▶ **WHAT THE TASK ASKS**
Make an exact copy of all the data.

+++ RECORDED INFORMATION +++

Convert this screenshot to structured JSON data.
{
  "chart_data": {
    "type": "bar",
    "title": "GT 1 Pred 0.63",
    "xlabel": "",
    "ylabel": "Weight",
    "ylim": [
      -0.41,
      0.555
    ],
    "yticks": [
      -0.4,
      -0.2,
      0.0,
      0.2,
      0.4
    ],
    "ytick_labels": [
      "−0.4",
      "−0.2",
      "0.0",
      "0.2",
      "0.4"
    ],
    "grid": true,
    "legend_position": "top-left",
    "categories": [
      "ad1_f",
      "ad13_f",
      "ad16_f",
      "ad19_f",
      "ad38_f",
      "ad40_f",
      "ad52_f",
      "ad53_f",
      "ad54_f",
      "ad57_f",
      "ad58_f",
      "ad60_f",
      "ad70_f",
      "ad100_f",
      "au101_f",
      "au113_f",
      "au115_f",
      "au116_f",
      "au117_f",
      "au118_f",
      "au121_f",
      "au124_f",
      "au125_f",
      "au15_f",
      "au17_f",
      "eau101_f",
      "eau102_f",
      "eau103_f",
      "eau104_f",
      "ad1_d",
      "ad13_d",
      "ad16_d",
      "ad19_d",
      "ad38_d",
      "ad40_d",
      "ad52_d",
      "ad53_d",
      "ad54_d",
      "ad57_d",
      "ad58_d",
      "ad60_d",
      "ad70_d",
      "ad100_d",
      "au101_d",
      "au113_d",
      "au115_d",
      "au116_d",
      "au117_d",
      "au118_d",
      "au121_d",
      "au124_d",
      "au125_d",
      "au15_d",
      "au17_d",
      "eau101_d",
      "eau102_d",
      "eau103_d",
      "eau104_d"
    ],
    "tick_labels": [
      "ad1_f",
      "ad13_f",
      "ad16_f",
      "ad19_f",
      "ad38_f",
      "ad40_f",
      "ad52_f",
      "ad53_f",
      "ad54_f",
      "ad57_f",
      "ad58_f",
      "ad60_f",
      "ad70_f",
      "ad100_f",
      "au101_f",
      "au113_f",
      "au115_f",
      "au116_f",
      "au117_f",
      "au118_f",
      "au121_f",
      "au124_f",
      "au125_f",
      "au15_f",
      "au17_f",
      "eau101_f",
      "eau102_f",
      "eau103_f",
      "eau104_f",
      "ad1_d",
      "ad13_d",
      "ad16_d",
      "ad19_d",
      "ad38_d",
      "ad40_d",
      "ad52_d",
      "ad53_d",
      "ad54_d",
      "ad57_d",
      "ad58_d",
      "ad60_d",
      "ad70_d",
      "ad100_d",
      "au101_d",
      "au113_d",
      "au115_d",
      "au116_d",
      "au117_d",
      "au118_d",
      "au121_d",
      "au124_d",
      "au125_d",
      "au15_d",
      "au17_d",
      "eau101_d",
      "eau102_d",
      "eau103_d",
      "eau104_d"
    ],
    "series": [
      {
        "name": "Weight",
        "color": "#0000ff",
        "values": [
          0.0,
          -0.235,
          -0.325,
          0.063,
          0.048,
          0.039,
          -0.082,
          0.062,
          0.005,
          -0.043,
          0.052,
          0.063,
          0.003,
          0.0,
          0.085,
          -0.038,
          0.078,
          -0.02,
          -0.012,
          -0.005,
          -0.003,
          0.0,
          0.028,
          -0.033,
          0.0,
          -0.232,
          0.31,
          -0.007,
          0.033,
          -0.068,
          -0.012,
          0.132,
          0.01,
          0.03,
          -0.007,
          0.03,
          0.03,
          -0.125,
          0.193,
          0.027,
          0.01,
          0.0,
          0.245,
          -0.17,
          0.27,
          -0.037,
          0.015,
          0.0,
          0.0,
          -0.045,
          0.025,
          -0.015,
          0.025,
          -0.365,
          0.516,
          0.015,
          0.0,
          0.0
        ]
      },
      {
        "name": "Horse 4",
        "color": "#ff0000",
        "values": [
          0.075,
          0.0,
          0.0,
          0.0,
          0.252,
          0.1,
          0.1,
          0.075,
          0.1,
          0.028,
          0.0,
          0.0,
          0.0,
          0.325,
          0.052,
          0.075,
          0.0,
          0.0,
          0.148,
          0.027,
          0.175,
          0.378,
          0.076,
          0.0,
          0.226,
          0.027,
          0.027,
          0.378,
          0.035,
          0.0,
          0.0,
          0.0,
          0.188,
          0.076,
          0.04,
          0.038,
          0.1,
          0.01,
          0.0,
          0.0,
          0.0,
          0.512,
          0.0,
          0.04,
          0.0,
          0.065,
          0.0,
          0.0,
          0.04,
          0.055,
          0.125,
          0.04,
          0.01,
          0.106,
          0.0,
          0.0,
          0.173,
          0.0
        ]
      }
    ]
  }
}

+++

▶ **WRITTEN ANSWER**
Convert this screenshot to structured JSON data.
{
  "chart_data": {
    "type": "bar",
    "title": "GT 1 Pred 0.63",
    "xlabel": "",
    "ylabel": "Weight",
    "ylim": [
      -0.41,
      0.555
    ],
    "yticks": [
      -0.4,
      -0.2,
      0.0,
      0.2,
      0.4
    ],
    "ytick_labels": [
      "−0.4",
      "−0.2",
      "0.0",
      "0.2",
      "0.4"
    ],
    "grid": true,
    "legend_position": "top-left",
    "categories": [
      "ad1_f",
      "ad13_f",
      "ad16_f",
      "ad19_f",
      "ad38_f",
      "ad40_f",
      "ad52_f",
      "ad53_f",
      "ad54_f",
      "ad57_f",
      "ad58_f",
      "ad60_f",
      "ad70_f",
      "ad100_f",
      "au101_f",
      "au113_f",
      "au115_f",
      "au116_f",
      "au117_f",
      "au118_f",
      "au121_f",
      "au124_f",
      "au125_f",
      "au15_f",
      "au17_f",
      "eau101_f",
      "eau102_f",
      "eau103_f",
      "eau104_f",
      "ad1_d",
      "ad13_d",
      "ad16_d",
      "ad19_d",
      "ad38_d",
      "ad40_d",
      "ad52_d",
      "ad53_d",
      "ad54_d",
      "ad57_d",
      "ad58_d",
      "ad60_d",
      "ad70_d",
      "ad100_d",
      "au101_d",
      "au113_d",
      "au115_d",
      "au116_d",
      "au117_d",
      "au118_d",
      "au121_d",
      "au124_d",
      "au125_d",
      "au15_d",
      "au17_d",
      "eau101_d",
      "eau102_d",
      "eau103_d",
      "eau104_d"
    ],
    "tick_labels": [
      "ad1_f",
      "ad13_f",
      "ad16_f",
      "ad19_f",
      "ad38_f",
      "ad40_f",
      "ad52_f",
      "ad53_f",
      "ad54_f",
      "ad57_f",
      "ad58_f",
      "ad60_f",
      "ad70_f",
      "ad100_f",
      "au101_f",
      "au113_f",
      "au115_f",
      "au116_f",
      "au117_f",
      "au118_f",
      "au121_f",
      "au124_f",
      "au125_f",
      "au15_f",
      "au17_f",
      "eau101_f",
      "eau102_f",
      "eau103_f",
      "eau104_f",
      "ad1_d",
      "ad13_d",
      "ad16_d",
      "ad19_d",
      "ad38_d",
      "ad40_d",
      "ad52_d",
      "ad53_d",
      "ad54_d",
      "ad57_d",
      "ad58_d",
      "ad60_d",
      "ad70_d",
      "ad100_d",
      "au101_d",
      "au113_d",
      "au115_d",
      "au116_d",
      "au117_d",
      "au118_d",
      "au121_d",
      "au124_d",
      "au125_d",
      "au15_d",
      "au17_d",
      "eau101_d",
      "eau102_d",
      "eau103_d",
      "eau104_d"
    ],
    "series": [
      {
        "name": "Weight",
        "color": "#0000ff",
        "values": [
          0.0,
          -0.235,
          -0.325,
          0.063,
          0.048,
          0.039,
          -0.082,
          0.062,
          0.005,
          -0.043,
          0.052,
          0.063,
          0.003,
          0.0,
          0.085,
          -0.038,
          0.078,
          -0.02,
          -0.012,
          -0.005,
          -0.003,
          0.0,
          0.028,
          -0.033,
          0.0,
          -0.232,
          0.31,
          -0.007,
          0.033,
          -0.068,
          -0.012,
          0.132,
          0.01,
          0.03,
          -0.007,
          0.03,
          0.03,
          -0.125,
          0.193,
          0.027,
          0.01,
          0.0,
          0.245,
          -0.17,
          0.27,
          -0.037,
          0.015,
          0.0,
          0.0,
          -0.045,
          0.025,
          -0.015,
          0.025,
          -0.365,
          0.516,
          0.015,
          0.0,
          0.0
        ]
      },
      {
        "name": "Horse 4",
        "color": "#ff0000",
        "values": [
          0.075,
          0.0,
          0.0,
          0.0,
          0.252,
          0.1,
          0.1,
          0.075,
          0.1,
          0.028,
          0.0,
          0.0,
          0.0,
          0.325,
          0.052,
          0.075,
          0.0,
          0.0,
          0.148,
          0.027,
          0.175,
          0.378,
          0.076,
          0.0,
          0.226,
          0.027,
          0.027,
          0.378,
          0.035,
          0.0,
          0.0,
          0.0,
          0.188,
          0.076,
          0.04,
          0.038,
          0.1,
          0.01,
          0.0,
          0.0,
          0.0,
          0.512,
          0.0,
          0.04,
          0.0,
          0.065,
          0.0,
          0.0,
          0.04,
          0.055,
          0.125,
          0.04,
          0.01,
          0.106,
          0.0,
          0.0,
          0.173,
          0.0
        ]
      }
    ]
  }
}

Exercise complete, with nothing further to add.